▶ Work to do: Collect each line of the entries that holds the string "grand".
** Start Extracted information **
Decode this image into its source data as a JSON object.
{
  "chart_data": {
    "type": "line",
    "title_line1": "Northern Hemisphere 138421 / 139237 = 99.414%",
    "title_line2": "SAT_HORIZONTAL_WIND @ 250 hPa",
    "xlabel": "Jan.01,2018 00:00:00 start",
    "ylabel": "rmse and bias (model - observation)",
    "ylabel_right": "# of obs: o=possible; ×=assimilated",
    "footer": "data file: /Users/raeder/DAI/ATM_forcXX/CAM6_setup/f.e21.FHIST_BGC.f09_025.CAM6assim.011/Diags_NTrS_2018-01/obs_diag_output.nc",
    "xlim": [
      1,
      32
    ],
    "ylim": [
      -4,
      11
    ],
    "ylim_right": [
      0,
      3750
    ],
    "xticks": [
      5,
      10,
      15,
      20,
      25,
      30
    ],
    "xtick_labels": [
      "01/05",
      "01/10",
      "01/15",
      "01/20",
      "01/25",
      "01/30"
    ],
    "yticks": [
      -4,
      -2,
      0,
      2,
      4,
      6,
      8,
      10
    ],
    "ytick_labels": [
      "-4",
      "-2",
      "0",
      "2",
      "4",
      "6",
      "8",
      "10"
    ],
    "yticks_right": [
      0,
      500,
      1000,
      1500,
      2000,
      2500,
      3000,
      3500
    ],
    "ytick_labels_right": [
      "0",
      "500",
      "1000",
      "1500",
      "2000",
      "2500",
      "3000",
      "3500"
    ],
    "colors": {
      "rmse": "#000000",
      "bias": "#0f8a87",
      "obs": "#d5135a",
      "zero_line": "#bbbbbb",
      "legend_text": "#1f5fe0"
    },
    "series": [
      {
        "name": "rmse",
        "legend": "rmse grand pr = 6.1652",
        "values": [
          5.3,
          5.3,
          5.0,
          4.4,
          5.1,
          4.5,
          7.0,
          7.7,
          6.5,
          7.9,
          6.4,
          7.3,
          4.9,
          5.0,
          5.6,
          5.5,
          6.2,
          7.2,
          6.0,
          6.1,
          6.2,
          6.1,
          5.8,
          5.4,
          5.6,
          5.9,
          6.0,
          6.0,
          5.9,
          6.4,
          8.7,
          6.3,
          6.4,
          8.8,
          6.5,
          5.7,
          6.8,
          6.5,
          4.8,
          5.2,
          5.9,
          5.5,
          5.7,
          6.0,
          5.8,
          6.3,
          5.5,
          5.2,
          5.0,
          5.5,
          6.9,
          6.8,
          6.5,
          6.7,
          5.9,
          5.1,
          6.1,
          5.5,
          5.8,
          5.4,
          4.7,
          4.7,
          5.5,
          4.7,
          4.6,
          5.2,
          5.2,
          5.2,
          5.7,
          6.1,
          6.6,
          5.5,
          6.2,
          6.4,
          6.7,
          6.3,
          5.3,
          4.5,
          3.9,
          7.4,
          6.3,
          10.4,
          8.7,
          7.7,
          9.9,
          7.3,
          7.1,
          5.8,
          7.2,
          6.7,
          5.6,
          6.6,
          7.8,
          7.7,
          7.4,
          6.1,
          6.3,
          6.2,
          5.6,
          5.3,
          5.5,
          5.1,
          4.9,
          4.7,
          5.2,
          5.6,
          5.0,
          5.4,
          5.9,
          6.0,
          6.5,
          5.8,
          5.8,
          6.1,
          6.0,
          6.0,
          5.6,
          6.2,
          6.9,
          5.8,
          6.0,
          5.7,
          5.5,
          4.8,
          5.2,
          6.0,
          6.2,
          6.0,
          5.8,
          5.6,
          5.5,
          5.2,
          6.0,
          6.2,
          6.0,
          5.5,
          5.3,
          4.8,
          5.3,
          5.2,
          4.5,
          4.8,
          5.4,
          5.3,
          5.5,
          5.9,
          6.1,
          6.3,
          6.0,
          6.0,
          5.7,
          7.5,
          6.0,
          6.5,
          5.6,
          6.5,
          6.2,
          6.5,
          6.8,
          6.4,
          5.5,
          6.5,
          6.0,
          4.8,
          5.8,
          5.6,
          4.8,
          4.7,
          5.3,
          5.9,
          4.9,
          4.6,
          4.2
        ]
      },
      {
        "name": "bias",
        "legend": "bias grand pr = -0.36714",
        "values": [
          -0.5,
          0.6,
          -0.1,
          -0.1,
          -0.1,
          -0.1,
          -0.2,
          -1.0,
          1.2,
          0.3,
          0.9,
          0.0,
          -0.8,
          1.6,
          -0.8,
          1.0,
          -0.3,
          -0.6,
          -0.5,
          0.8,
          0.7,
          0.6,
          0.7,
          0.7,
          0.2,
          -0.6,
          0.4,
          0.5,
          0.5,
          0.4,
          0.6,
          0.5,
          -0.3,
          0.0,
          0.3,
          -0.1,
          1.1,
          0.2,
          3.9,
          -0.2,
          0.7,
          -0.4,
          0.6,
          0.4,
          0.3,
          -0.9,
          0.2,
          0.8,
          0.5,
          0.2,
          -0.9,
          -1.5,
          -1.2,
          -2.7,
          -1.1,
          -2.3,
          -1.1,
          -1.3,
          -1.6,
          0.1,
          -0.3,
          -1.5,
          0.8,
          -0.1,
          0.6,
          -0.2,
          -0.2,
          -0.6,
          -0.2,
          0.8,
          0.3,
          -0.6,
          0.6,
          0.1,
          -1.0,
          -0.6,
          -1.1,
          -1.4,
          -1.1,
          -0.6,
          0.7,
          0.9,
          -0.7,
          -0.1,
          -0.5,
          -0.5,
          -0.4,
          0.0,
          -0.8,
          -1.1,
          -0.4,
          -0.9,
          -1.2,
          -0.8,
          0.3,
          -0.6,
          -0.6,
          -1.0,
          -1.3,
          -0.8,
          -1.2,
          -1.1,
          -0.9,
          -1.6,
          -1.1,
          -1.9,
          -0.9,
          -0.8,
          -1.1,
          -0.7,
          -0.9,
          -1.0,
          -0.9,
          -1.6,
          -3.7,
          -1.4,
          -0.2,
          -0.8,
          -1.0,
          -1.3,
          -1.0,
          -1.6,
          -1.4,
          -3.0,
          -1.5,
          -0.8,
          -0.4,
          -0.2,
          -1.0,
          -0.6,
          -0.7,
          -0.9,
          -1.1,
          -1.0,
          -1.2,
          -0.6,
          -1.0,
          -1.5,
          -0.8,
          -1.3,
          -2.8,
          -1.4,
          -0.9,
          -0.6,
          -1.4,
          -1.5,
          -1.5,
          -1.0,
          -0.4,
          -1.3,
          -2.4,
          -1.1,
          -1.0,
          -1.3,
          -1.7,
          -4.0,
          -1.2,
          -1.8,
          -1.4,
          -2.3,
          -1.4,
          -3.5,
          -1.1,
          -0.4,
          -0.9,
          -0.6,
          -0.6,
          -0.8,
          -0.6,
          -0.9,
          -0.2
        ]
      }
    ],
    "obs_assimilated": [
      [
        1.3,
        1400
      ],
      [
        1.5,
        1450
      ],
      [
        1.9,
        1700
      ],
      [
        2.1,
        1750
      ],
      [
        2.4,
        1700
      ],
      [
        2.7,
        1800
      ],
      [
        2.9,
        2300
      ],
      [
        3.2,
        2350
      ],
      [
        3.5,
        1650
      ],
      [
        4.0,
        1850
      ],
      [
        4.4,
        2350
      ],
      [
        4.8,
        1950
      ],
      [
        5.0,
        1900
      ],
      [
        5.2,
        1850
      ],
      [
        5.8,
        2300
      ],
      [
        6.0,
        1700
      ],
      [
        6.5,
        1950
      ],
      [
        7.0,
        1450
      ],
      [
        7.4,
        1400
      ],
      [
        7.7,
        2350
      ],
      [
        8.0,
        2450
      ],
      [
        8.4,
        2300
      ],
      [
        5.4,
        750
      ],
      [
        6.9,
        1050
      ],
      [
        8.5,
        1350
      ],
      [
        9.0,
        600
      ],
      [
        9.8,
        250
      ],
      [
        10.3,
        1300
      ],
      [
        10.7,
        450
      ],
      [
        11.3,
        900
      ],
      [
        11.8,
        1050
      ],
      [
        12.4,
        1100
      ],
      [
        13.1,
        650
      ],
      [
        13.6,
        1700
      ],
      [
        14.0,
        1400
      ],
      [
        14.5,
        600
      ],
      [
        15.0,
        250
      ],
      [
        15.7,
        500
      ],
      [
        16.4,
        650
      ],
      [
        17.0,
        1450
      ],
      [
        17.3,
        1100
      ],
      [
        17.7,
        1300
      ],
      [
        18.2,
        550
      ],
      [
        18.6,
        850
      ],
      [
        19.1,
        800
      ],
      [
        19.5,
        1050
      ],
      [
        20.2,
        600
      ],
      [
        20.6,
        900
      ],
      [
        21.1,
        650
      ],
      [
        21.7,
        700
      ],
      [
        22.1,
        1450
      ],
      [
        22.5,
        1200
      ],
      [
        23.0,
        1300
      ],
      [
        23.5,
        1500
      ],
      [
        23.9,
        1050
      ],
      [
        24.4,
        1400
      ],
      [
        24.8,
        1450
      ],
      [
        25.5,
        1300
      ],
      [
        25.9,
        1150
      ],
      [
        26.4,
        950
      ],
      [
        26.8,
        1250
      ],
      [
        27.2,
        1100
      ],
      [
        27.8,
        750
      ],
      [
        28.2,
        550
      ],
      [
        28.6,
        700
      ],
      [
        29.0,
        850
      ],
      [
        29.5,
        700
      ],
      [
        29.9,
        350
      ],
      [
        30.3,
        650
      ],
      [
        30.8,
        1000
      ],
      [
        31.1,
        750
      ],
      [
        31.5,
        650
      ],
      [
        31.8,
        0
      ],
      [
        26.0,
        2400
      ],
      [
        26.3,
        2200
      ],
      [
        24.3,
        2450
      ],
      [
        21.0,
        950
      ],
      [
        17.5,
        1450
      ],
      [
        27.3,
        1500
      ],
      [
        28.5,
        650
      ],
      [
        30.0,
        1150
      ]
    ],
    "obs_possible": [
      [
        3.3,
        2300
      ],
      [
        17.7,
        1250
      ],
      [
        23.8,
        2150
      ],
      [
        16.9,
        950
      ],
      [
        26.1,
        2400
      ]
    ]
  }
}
** End Extracted information **
▶ The output:
        "legend": "rmse grand pr = 6.1652",
        "legend": "bias grand pr = -0.36714",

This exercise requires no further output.